§ **Given instruction**
Each entry below is to be given again word for word, with no pictures.

[Saved entries]
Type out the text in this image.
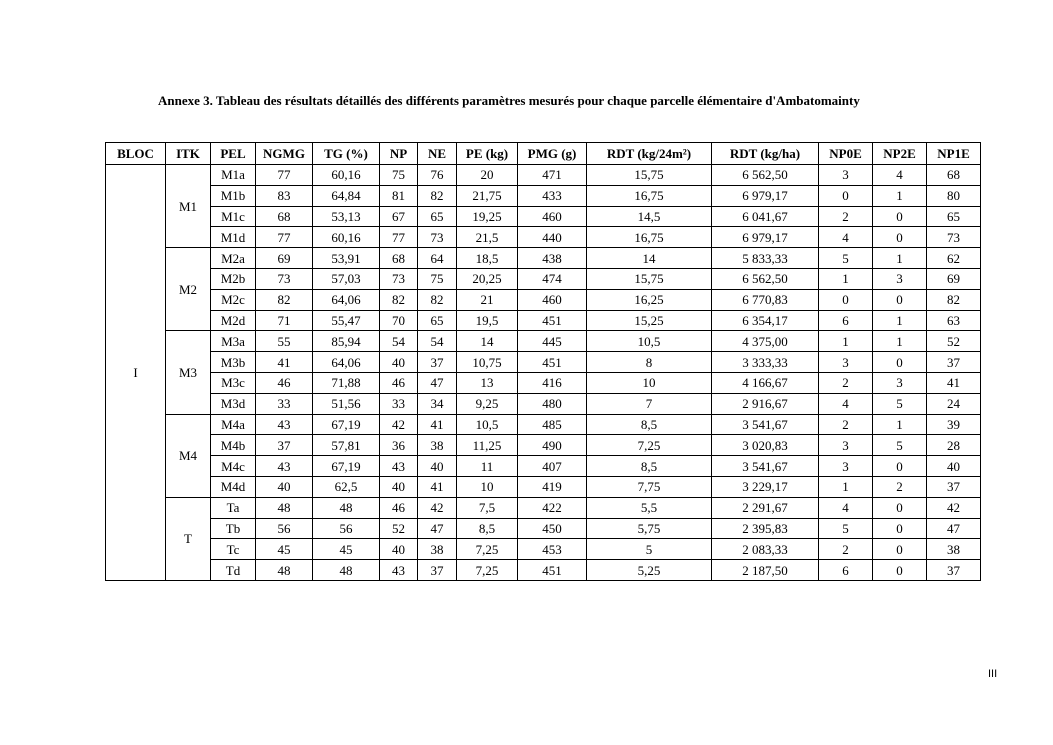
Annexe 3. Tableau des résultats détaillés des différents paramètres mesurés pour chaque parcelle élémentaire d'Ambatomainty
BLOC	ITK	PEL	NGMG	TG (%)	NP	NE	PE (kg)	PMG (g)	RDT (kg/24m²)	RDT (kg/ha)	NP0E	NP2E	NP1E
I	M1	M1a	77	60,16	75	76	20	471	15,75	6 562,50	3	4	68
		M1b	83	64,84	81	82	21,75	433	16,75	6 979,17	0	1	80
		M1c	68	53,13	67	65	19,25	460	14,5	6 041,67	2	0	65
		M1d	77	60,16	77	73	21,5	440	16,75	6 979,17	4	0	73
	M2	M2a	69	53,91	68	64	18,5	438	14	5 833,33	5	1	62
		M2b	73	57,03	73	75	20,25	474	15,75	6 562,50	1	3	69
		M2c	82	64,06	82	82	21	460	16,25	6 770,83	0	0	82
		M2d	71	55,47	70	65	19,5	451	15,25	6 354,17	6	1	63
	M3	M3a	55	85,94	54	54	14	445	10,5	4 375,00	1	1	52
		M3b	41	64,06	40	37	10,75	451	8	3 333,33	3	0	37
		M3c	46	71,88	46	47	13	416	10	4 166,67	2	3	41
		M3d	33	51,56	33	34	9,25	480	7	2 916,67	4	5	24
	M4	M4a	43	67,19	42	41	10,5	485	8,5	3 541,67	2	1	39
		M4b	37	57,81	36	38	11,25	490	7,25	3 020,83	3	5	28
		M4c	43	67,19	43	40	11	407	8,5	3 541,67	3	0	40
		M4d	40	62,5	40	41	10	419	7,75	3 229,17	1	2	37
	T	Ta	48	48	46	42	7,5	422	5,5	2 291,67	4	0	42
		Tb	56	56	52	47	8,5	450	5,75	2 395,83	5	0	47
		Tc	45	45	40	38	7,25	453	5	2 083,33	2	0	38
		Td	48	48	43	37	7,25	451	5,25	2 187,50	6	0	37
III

§ **Full output**
Type out the text in this image.
Annexe 3. Tableau des résultats détaillés des différents paramètres mesurés pour chaque parcelle élémentaire d'Ambatomainty
BLOC	ITK	PEL	NGMG	TG (%)	NP	NE	PE (kg)	PMG (g)	RDT (kg/24m²)	RDT (kg/ha)	NP0E	NP2E	NP1E
I	M1	M1a	77	60,16	75	76	20	471	15,75	6 562,50	3	4	68
		M1b	83	64,84	81	82	21,75	433	16,75	6 979,17	0	1	80
		M1c	68	53,13	67	65	19,25	460	14,5	6 041,67	2	0	65
		M1d	77	60,16	77	73	21,5	440	16,75	6 979,17	4	0	73
	M2	M2a	69	53,91	68	64	18,5	438	14	5 833,33	5	1	62
		M2b	73	57,03	73	75	20,25	474	15,75	6 562,50	1	3	69
		M2c	82	64,06	82	82	21	460	16,25	6 770,83	0	0	82
		M2d	71	55,47	70	65	19,5	451	15,25	6 354,17	6	1	63
	M3	M3a	55	85,94	54	54	14	445	10,5	4 375,00	1	1	52
		M3b	41	64,06	40	37	10,75	451	8	3 333,33	3	0	37
		M3c	46	71,88	46	47	13	416	10	4 166,67	2	3	41
		M3d	33	51,56	33	34	9,25	480	7	2 916,67	4	5	24
	M4	M4a	43	67,19	42	41	10,5	485	8,5	3 541,67	2	1	39
		M4b	37	57,81	36	38	11,25	490	7,25	3 020,83	3	5	28
		M4c	43	67,19	43	40	11	407	8,5	3 541,67	3	0	40
		M4d	40	62,5	40	41	10	419	7,75	3 229,17	1	2	37
	T	Ta	48	48	46	42	7,5	422	5,5	2 291,67	4	0	42
		Tb	56	56	52	47	8,5	450	5,75	2 395,83	5	0	47
		Tc	45	45	40	38	7,25	453	5	2 083,33	2	0	38
		Td	48	48	43	37	7,25	451	5,25	2 187,50	6	0	37
III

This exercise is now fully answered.